**Material provided**.

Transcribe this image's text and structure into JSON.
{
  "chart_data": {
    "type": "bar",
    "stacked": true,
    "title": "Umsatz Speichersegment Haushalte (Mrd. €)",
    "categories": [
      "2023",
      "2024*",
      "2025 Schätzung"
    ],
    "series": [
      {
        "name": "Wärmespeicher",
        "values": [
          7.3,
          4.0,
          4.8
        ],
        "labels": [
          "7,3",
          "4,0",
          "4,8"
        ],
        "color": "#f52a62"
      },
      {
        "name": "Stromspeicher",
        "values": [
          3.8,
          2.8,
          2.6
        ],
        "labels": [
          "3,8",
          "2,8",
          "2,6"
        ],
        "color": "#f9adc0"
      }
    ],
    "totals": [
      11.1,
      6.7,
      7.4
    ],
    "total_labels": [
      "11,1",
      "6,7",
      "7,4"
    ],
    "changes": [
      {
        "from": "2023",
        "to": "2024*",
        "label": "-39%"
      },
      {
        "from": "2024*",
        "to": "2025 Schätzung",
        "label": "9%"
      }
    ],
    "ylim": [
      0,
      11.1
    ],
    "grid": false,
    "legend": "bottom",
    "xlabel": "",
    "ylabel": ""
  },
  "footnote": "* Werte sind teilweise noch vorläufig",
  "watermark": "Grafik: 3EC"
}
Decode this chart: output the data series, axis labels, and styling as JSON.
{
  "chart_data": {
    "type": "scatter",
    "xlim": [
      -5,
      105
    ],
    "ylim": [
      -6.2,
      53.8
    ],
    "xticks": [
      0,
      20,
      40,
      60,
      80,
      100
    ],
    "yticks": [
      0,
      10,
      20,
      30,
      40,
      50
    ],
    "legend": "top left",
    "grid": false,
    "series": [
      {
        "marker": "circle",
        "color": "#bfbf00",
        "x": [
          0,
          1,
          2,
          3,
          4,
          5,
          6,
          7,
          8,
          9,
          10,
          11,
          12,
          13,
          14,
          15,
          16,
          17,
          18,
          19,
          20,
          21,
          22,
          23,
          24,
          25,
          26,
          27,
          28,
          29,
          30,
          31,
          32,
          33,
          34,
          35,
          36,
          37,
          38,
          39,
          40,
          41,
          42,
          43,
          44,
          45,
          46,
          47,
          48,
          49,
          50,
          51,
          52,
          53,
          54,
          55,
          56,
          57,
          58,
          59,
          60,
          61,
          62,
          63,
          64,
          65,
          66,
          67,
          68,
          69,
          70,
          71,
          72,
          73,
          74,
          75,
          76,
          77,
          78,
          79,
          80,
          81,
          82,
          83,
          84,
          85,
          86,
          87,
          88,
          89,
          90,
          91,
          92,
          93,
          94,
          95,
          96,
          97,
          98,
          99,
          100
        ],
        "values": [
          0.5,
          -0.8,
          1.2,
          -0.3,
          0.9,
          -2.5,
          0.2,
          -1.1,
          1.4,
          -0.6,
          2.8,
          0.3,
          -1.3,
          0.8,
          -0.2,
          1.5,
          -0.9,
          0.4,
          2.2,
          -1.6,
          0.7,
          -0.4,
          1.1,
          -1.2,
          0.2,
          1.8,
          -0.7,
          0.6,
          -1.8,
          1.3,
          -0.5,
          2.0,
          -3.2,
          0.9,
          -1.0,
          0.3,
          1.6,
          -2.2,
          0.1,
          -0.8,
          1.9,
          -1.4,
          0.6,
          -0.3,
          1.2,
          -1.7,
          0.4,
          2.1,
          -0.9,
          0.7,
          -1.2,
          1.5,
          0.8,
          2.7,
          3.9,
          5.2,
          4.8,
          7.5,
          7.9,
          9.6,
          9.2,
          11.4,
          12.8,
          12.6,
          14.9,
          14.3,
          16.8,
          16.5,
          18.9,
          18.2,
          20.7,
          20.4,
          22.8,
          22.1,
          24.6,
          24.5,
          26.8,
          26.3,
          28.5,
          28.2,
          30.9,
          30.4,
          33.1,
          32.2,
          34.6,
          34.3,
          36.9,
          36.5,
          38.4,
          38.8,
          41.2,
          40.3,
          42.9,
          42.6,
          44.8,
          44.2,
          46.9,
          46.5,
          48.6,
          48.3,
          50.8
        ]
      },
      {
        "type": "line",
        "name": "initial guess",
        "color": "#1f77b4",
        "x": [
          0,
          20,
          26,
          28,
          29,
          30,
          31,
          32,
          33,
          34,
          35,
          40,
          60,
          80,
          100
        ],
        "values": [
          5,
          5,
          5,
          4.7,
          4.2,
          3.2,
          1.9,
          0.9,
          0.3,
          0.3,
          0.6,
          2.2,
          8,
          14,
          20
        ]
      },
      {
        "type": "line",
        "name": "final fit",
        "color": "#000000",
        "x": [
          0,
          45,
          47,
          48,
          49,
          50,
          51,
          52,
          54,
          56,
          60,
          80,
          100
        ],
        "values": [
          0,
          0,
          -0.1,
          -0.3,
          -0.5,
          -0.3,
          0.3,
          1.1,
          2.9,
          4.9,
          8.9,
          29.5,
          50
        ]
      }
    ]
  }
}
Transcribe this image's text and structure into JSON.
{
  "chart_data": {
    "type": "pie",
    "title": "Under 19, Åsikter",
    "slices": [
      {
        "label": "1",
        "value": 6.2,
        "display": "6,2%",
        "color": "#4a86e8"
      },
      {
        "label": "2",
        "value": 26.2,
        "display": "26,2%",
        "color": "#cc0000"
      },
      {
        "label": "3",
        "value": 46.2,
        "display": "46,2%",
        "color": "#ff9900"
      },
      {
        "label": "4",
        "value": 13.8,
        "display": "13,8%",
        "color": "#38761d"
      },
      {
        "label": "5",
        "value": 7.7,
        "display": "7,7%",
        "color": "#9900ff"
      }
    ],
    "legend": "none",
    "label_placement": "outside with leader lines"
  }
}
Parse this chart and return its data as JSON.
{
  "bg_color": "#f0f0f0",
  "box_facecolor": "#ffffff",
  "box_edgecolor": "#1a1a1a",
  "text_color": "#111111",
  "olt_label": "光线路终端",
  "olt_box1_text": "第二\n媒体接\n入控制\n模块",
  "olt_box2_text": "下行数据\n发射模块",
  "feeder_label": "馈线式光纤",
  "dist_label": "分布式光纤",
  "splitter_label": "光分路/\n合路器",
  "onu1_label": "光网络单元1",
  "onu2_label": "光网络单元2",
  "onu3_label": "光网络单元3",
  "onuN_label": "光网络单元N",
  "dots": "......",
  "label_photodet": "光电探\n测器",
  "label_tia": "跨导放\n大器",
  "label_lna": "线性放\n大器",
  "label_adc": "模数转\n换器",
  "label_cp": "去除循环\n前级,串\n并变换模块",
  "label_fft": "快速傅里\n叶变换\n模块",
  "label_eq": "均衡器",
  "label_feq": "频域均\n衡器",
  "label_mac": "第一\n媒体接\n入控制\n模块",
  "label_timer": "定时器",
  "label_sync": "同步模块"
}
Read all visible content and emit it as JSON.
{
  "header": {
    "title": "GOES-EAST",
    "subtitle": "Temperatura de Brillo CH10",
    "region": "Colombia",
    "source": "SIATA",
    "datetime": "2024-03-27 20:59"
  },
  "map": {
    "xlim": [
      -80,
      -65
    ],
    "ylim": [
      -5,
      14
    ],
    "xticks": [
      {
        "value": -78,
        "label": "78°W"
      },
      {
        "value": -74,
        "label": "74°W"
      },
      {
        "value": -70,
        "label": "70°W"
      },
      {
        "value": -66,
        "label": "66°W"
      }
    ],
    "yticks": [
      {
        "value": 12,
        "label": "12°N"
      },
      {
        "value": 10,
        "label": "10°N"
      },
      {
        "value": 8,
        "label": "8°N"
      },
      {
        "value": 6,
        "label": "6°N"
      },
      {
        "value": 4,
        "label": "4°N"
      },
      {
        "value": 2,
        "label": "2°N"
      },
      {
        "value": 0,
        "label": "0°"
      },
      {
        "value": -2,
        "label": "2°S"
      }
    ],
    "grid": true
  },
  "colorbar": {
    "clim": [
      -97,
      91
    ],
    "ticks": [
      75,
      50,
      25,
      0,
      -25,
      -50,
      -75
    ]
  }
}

**Instruction**. Identify each line in the records above containing the word "this"; copy those lines.

**Reply to the exercise**.
Transcribe this image's text and structure into JSON.
Decode this chart: output the data series, axis labels, and styling as JSON.
Transcribe this image's text and structure into JSON.
Parse this chart and return its data as JSON.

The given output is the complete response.